§ **GIVEN REQUEST**
Leaving out the pictures, retype all the material exactly.

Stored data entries
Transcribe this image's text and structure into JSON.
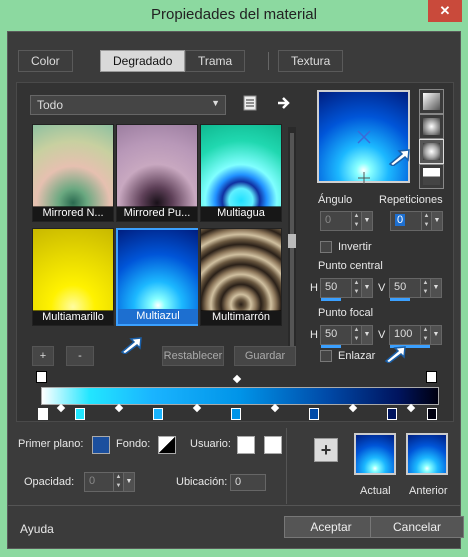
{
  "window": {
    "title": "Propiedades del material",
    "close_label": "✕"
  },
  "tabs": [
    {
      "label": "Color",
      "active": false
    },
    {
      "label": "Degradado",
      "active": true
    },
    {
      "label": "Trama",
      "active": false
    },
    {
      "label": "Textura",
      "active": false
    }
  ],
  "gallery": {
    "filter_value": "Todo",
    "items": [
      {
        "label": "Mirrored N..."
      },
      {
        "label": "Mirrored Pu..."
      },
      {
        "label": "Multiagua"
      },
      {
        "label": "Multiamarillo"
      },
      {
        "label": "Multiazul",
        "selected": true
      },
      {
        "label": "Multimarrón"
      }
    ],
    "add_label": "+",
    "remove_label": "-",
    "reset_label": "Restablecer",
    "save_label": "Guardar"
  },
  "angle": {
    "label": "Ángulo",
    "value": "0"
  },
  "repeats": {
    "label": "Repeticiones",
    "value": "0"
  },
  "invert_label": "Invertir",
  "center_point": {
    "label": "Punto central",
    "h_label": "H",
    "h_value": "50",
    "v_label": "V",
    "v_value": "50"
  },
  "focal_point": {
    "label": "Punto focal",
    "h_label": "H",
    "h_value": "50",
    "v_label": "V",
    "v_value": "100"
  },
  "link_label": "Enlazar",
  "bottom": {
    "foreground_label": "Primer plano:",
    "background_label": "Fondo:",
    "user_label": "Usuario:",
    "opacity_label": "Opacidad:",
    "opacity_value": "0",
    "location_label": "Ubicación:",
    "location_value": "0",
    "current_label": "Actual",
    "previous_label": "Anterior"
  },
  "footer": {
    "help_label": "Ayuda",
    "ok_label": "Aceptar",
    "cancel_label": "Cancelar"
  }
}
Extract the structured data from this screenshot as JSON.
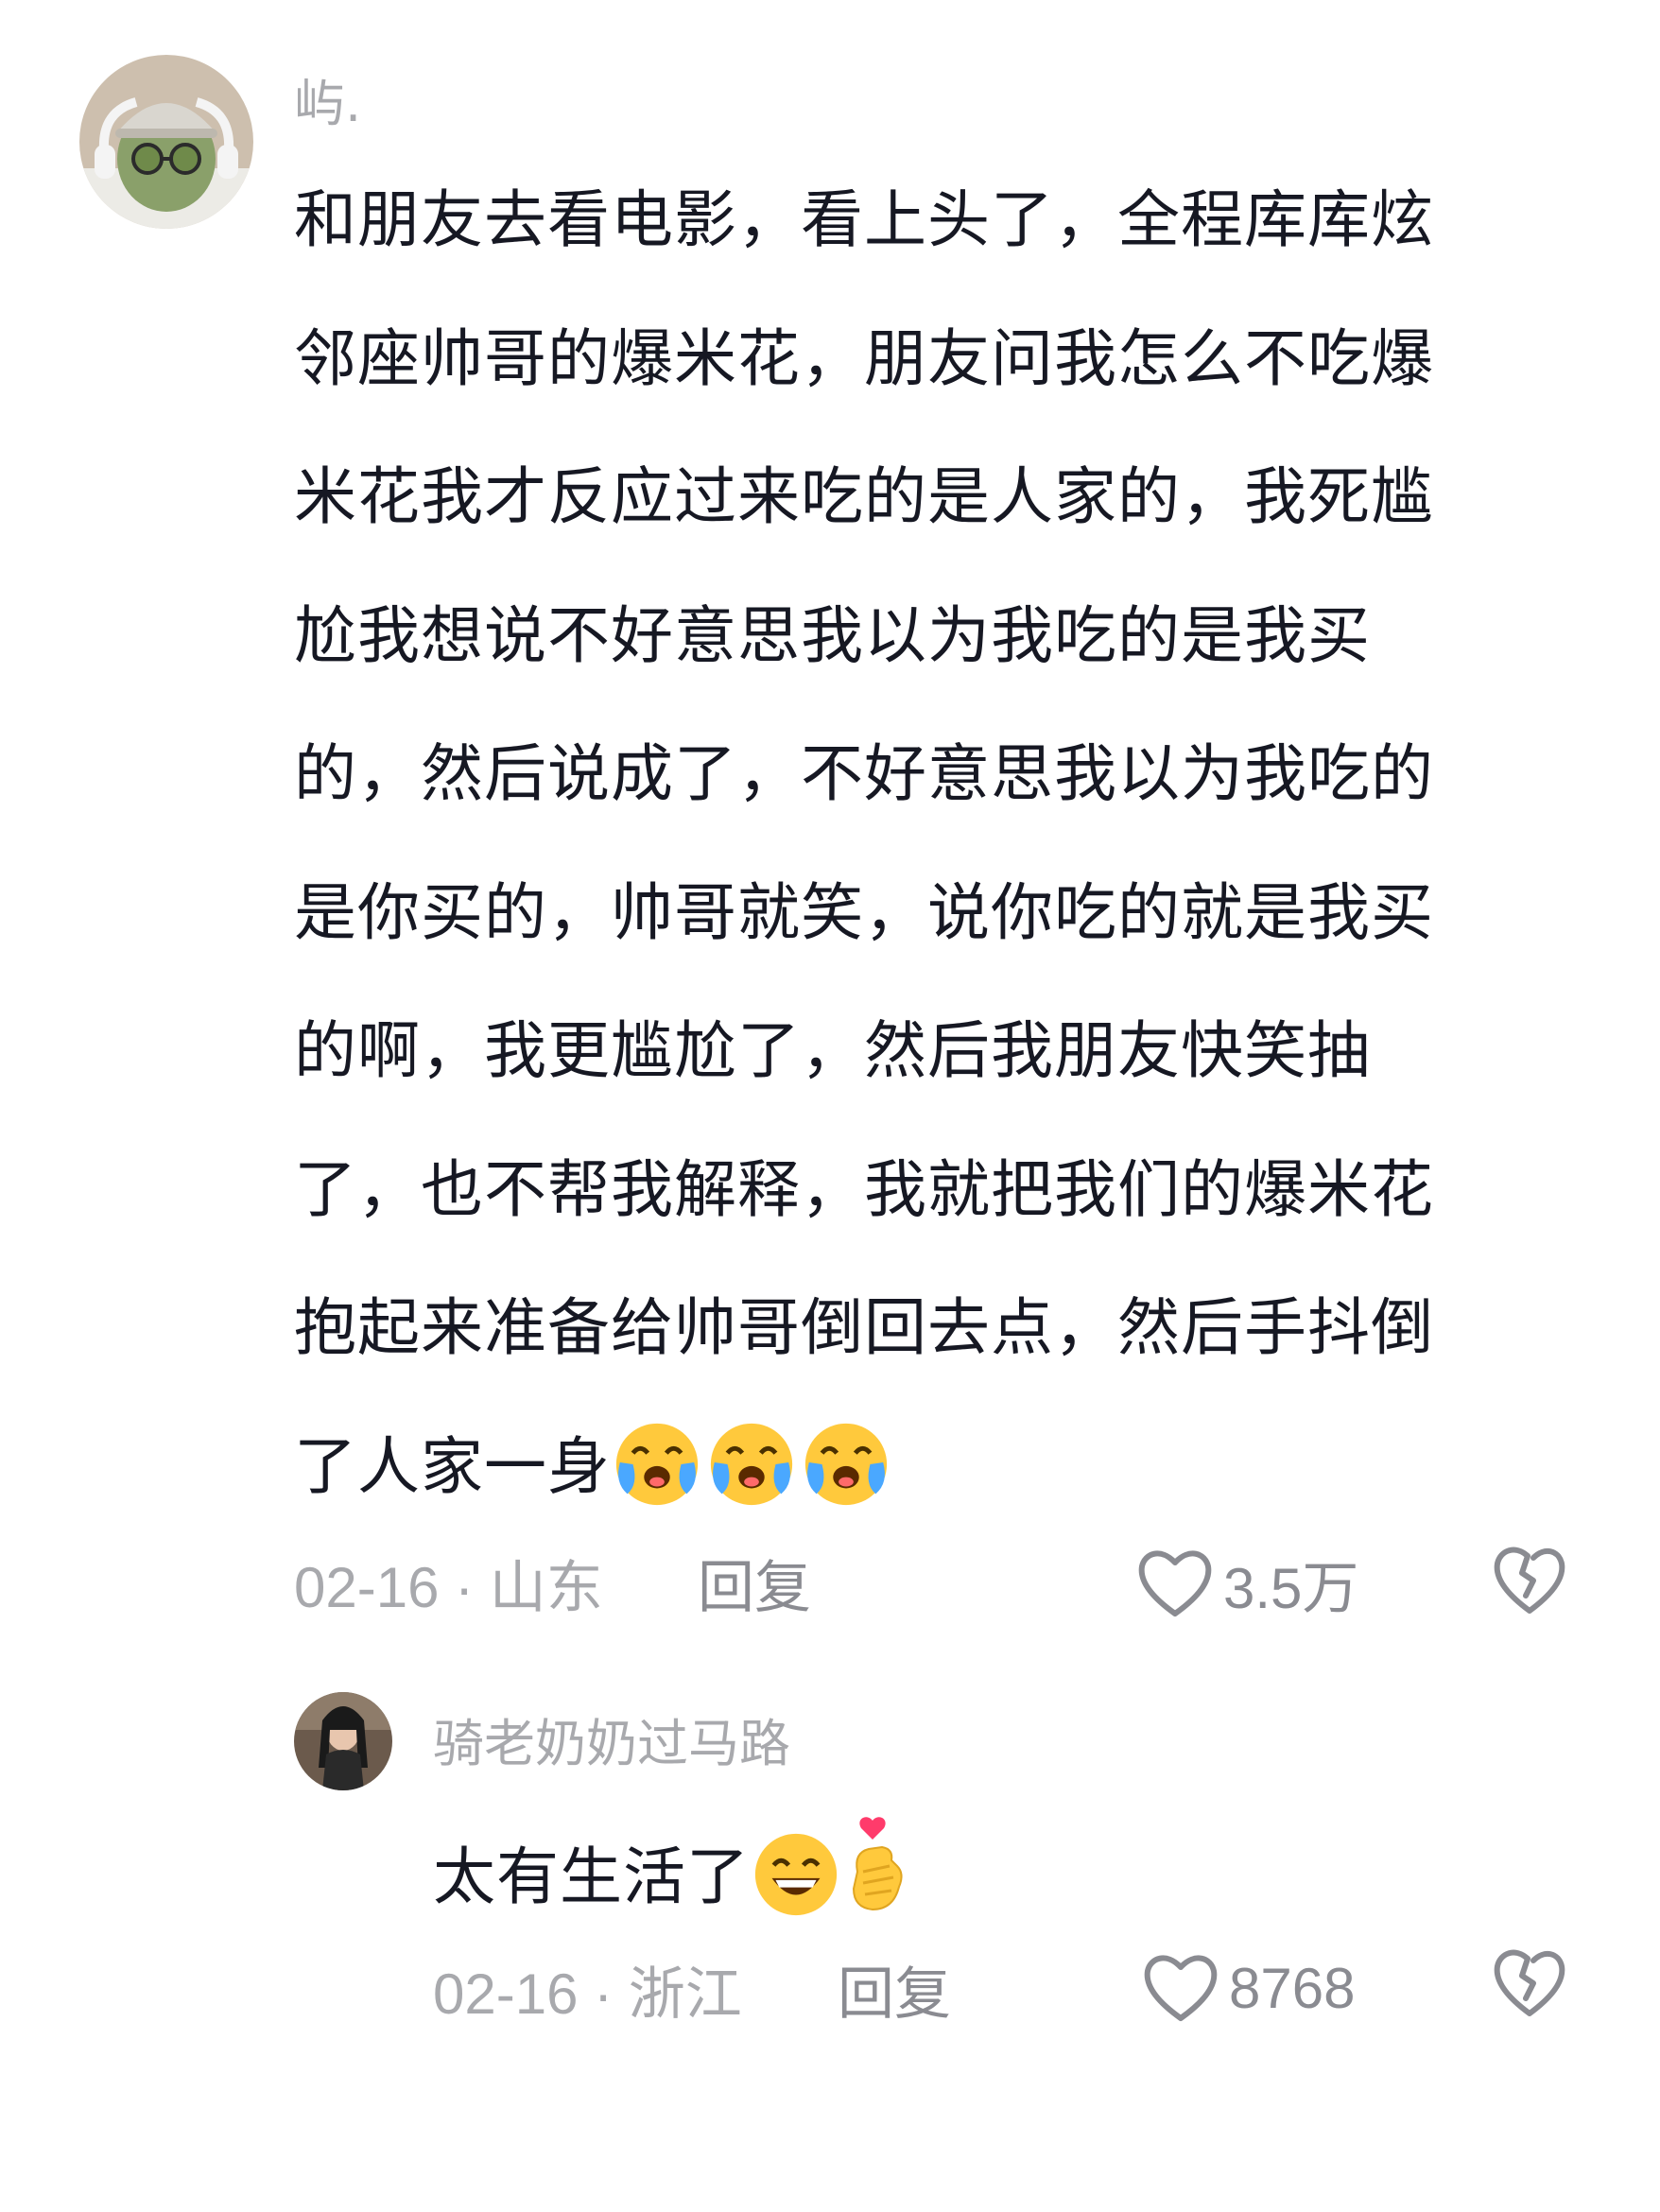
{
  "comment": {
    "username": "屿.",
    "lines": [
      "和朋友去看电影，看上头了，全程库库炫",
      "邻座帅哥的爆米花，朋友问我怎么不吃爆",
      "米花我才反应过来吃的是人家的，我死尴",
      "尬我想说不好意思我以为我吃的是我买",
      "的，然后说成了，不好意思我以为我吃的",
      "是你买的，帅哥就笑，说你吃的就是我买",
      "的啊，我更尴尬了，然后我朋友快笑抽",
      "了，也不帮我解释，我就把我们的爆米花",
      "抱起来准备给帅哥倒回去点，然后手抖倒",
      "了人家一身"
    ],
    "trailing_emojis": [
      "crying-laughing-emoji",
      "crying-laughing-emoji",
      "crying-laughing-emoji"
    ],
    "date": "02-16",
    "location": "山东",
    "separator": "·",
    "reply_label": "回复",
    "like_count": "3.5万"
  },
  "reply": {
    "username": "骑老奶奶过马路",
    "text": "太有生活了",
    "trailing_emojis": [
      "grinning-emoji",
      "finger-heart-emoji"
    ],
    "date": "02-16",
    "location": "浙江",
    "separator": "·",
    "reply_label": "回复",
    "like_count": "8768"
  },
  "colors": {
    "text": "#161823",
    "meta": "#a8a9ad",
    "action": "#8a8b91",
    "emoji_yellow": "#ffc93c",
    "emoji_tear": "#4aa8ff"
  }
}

§ **CORRECT RESULT**
Transcribe this image's text and structure into JSON.
{
  "window": {
    "title": "Propiedades del material",
    "close_label": "✕"
  },
  "tabs": [
    {
      "label": "Color",
      "active": false
    },
    {
      "label": "Degradado",
      "active": true
    },
    {
      "label": "Trama",
      "active": false
    },
    {
      "label": "Textura",
      "active": false
    }
  ],
  "gallery": {
    "filter_value": "Todo",
    "items": [
      {
        "label": "Mirrored N..."
      },
      {
        "label": "Mirrored Pu..."
      },
      {
        "label": "Multiagua"
      },
      {
        "label": "Multiamarillo"
      },
      {
        "label": "Multiazul",
        "selected": true
      },
      {
        "label": "Multimarrón"
      }
    ],
    "add_label": "+",
    "remove_label": "-",
    "reset_label": "Restablecer",
    "save_label": "Guardar"
  },
  "angle": {
    "label": "Ángulo",
    "value": "0"
  },
  "repeats": {
    "label": "Repeticiones",
    "value": "0"
  },
  "invert_label": "Invertir",
  "center_point": {
    "label": "Punto central",
    "h_label": "H",
    "h_value": "50",
    "v_label": "V",
    "v_value": "50"
  },
  "focal_point": {
    "label": "Punto focal",
    "h_label": "H",
    "h_value": "50",
    "v_label": "V",
    "v_value": "100"
  },
  "link_label": "Enlazar",
  "bottom": {
    "foreground_label": "Primer plano:",
    "background_label": "Fondo:",
    "user_label": "Usuario:",
    "opacity_label": "Opacidad:",
    "opacity_value": "0",
    "location_label": "Ubicación:",
    "location_value": "0",
    "current_label": "Actual",
    "previous_label": "Anterior"
  },
  "footer": {
    "help_label": "Ayuda",
    "ok_label": "Aceptar",
    "cancel_label": "Cancelar"
  }
}
Extract the structured data from this screenshot as JSON.
{
  "comment": {
    "username": "屿.",
    "lines": [
      "和朋友去看电影，看上头了，全程库库炫",
      "邻座帅哥的爆米花，朋友问我怎么不吃爆",
      "米花我才反应过来吃的是人家的，我死尴",
      "尬我想说不好意思我以为我吃的是我买",
      "的，然后说成了，不好意思我以为我吃的",
      "是你买的，帅哥就笑，说你吃的就是我买",
      "的啊，我更尴尬了，然后我朋友快笑抽",
      "了，也不帮我解释，我就把我们的爆米花",
      "抱起来准备给帅哥倒回去点，然后手抖倒",
      "了人家一身"
    ],
    "trailing_emojis": [
      "crying-laughing-emoji",
      "crying-laughing-emoji",
      "crying-laughing-emoji"
    ],
    "date": "02-16",
    "location": "山东",
    "separator": "·",
    "reply_label": "回复",
    "like_count": "3.5万"
  },
  "reply": {
    "username": "骑老奶奶过马路",
    "text": "太有生活了",
    "trailing_emojis": [
      "grinning-emoji",
      "finger-heart-emoji"
    ],
    "date": "02-16",
    "location": "浙江",
    "separator": "·",
    "reply_label": "回复",
    "like_count": "8768"
  },
  "colors": {
    "text": "#161823",
    "meta": "#a8a9ad",
    "action": "#8a8b91",
    "emoji_yellow": "#ffc93c",
    "emoji_tear": "#4aa8ff"
  }
}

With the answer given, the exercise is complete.